Each line below is to be written out in full, exactly as shown.

## begin Records supplied

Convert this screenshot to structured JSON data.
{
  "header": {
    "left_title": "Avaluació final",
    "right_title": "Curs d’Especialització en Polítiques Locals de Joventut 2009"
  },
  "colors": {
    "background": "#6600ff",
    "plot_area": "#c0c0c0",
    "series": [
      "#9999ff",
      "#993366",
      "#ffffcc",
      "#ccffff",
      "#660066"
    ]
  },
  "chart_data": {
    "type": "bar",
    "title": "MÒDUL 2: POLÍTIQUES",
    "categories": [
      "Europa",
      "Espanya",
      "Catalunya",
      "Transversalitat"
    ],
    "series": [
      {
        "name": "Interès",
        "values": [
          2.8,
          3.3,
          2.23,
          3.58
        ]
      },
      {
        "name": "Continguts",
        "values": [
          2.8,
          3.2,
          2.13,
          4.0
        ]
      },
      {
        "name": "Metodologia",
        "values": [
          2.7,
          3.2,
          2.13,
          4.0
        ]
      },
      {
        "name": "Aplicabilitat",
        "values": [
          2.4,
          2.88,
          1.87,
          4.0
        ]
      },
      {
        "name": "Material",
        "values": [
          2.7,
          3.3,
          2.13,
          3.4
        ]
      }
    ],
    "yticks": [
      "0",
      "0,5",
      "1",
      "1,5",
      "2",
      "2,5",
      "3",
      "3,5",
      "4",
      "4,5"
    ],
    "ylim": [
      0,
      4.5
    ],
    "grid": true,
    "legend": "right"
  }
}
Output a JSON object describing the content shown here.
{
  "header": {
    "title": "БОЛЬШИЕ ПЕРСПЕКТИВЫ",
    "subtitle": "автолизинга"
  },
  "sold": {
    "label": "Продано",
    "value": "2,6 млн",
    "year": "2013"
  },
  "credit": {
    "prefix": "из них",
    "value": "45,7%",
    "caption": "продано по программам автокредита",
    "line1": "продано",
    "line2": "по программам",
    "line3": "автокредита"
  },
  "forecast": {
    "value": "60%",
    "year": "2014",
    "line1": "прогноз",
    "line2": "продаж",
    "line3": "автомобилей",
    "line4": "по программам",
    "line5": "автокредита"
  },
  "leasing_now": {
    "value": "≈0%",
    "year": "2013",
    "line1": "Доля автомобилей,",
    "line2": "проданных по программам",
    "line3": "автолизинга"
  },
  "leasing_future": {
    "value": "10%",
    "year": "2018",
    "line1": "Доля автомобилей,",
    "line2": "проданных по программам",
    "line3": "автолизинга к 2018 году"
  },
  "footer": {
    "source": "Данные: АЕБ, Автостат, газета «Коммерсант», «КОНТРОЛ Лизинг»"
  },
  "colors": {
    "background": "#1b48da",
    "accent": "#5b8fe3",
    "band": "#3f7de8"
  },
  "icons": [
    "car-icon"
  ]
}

## end Records supplied

The output:
Convert this screenshot to structured JSON data.
{
  "header": {
    "left_title": "Avaluació final",
    "right_title": "Curs d’Especialització en Polítiques Locals de Joventut 2009"
  },
  "colors": {
    "background": "#6600ff",
    "plot_area": "#c0c0c0",
    "series": [
      "#9999ff",
      "#993366",
      "#ffffcc",
      "#ccffff",
      "#660066"
    ]
  },
  "chart_data": {
    "type": "bar",
    "title": "MÒDUL 2: POLÍTIQUES",
    "categories": [
      "Europa",
      "Espanya",
      "Catalunya",
      "Transversalitat"
    ],
    "series": [
      {
        "name": "Interès",
        "values": [
          2.8,
          3.3,
          2.23,
          3.58
        ]
      },
      {
        "name": "Continguts",
        "values": [
          2.8,
          3.2,
          2.13,
          4.0
        ]
      },
      {
        "name": "Metodologia",
        "values": [
          2.7,
          3.2,
          2.13,
          4.0
        ]
      },
      {
        "name": "Aplicabilitat",
        "values": [
          2.4,
          2.88,
          1.87,
          4.0
        ]
      },
      {
        "name": "Material",
        "values": [
          2.7,
          3.3,
          2.13,
          3.4
        ]
      }
    ],
    "yticks": [
      "0",
      "0,5",
      "1",
      "1,5",
      "2",
      "2,5",
      "3",
      "3,5",
      "4",
      "4,5"
    ],
    "ylim": [
      0,
      4.5
    ],
    "grid": true,
    "legend": "right"
  }
}
Output a JSON object describing the content shown here.
{
  "header": {
    "title": "БОЛЬШИЕ ПЕРСПЕКТИВЫ",
    "subtitle": "автолизинга"
  },
  "sold": {
    "label": "Продано",
    "value": "2,6 млн",
    "year": "2013"
  },
  "credit": {
    "prefix": "из них",
    "value": "45,7%",
    "caption": "продано по программам автокредита",
    "line1": "продано",
    "line2": "по программам",
    "line3": "автокредита"
  },
  "forecast": {
    "value": "60%",
    "year": "2014",
    "line1": "прогноз",
    "line2": "продаж",
    "line3": "автомобилей",
    "line4": "по программам",
    "line5": "автокредита"
  },
  "leasing_now": {
    "value": "≈0%",
    "year": "2013",
    "line1": "Доля автомобилей,",
    "line2": "проданных по программам",
    "line3": "автолизинга"
  },
  "leasing_future": {
    "value": "10%",
    "year": "2018",
    "line1": "Доля автомобилей,",
    "line2": "проданных по программам",
    "line3": "автолизинга к 2018 году"
  },
  "footer": {
    "source": "Данные: АЕБ, Автостат, газета «Коммерсант», «КОНТРОЛ Лизинг»"
  },
  "colors": {
    "background": "#1b48da",
    "accent": "#5b8fe3",
    "band": "#3f7de8"
  },
  "icons": [
    "car-icon"
  ]
}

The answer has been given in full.